◆ Brief: Locate the lines where "Organizations" occurs and copy them as they stand.

Data records
····················
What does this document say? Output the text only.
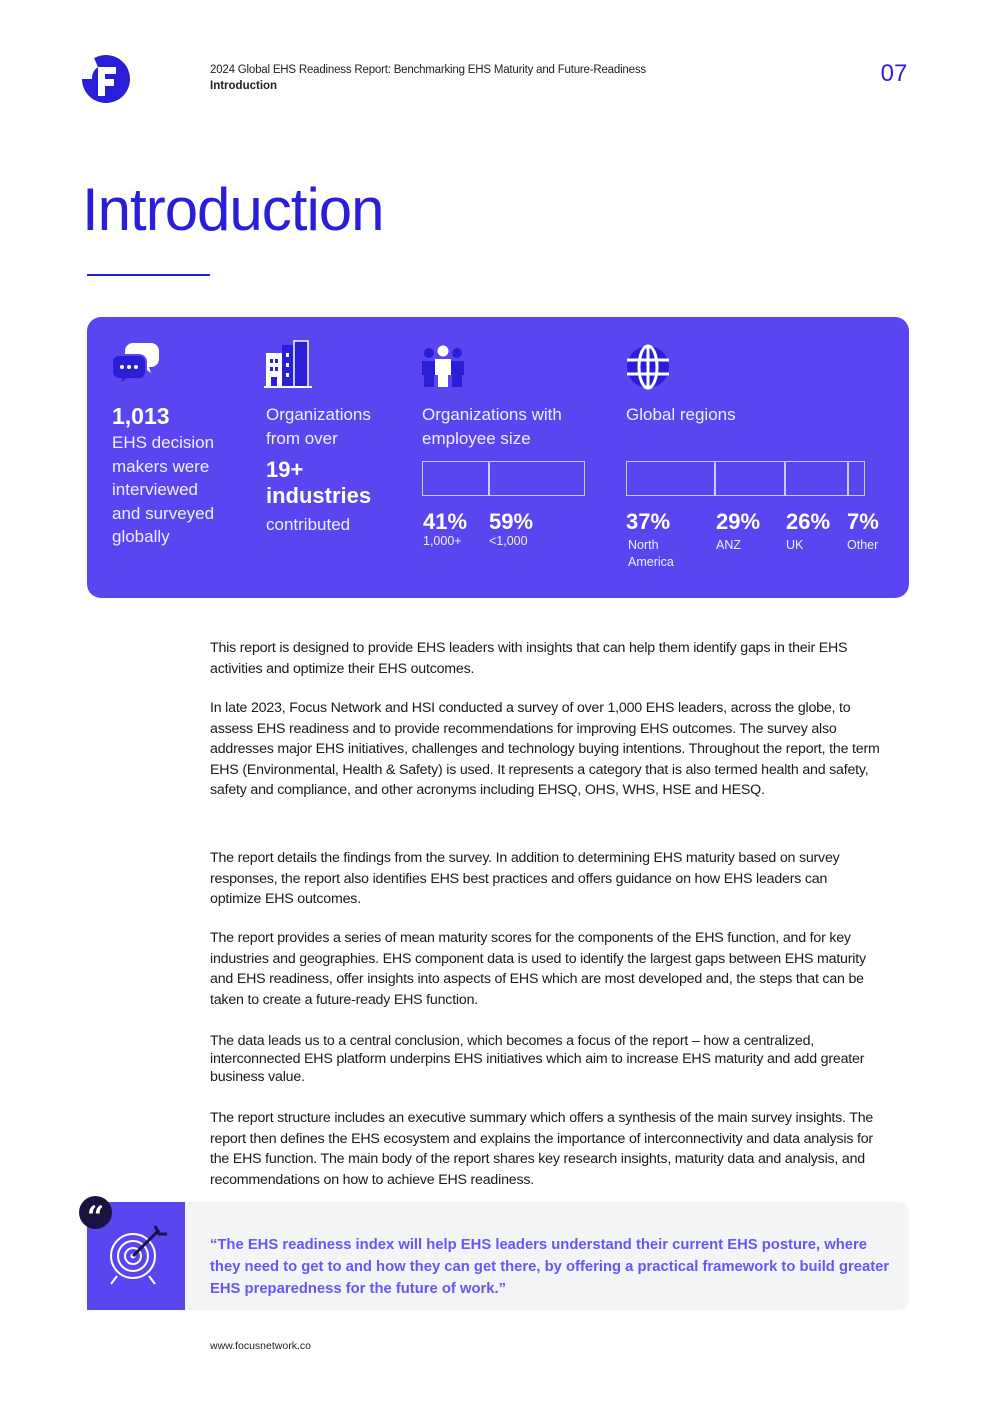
2024 Global EHS Readiness Report: Benchmarking EHS Maturity and Future-Readiness
Introduction	07
Introduction
1,013
EHS decision
makers were
interviewed
and surveyed
globally
Organizations
from over
19+
industries
contributed
Organizations with
employee size
41%
1,000+
59%
<1,000
Global regions
37%
North
America
29%
ANZ
26%
UK
7%
Other

This report is designed to provide EHS leaders with insights that can help them identify gaps in their EHS activities and optimize their EHS outcomes.

In late 2023, Focus Network and HSI conducted a survey of over 1,000 EHS leaders, across the globe, to assess EHS readiness and to provide recommendations for improving EHS outcomes. The survey also addresses major EHS initiatives, challenges and technology buying intentions. Throughout the report, the term EHS (Environmental, Health & Safety) is used. It represents a category that is also termed health and safety, safety and compliance, and other acronyms including EHSQ, OHS, WHS, HSE and HESQ.

The report details the findings from the survey. In addition to determining EHS maturity based on survey responses, the report also identifies EHS best practices and offers guidance on how EHS leaders can optimize EHS outcomes.

The report provides a series of mean maturity scores for the components of the EHS function, and for key industries and geographies. EHS component data is used to identify the largest gaps between EHS maturity and EHS readiness, offer insights into aspects of EHS which are most developed and, the steps that can be taken to create a future-ready EHS function.

The data leads us to a central conclusion, which becomes a focus of the report – how a centralized, interconnected EHS platform underpins EHS initiatives which aim to increase EHS maturity and add greater business value.

The report structure includes an executive summary which offers a synthesis of the main survey insights. The report then defines the EHS ecosystem and explains the importance of interconnectivity and data analysis for the EHS function. The main body of the report shares key research insights, maturity data and analysis, and recommendations on how to achieve EHS readiness.

“
“The EHS readiness index will help EHS leaders understand their current EHS posture, where they need to get to and how they can get there, by offering a practical framework to build greater EHS preparedness for the future of work.”
www.focusnetwork.co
····················
◆ Result of this exercise:
Organizations
Organizations with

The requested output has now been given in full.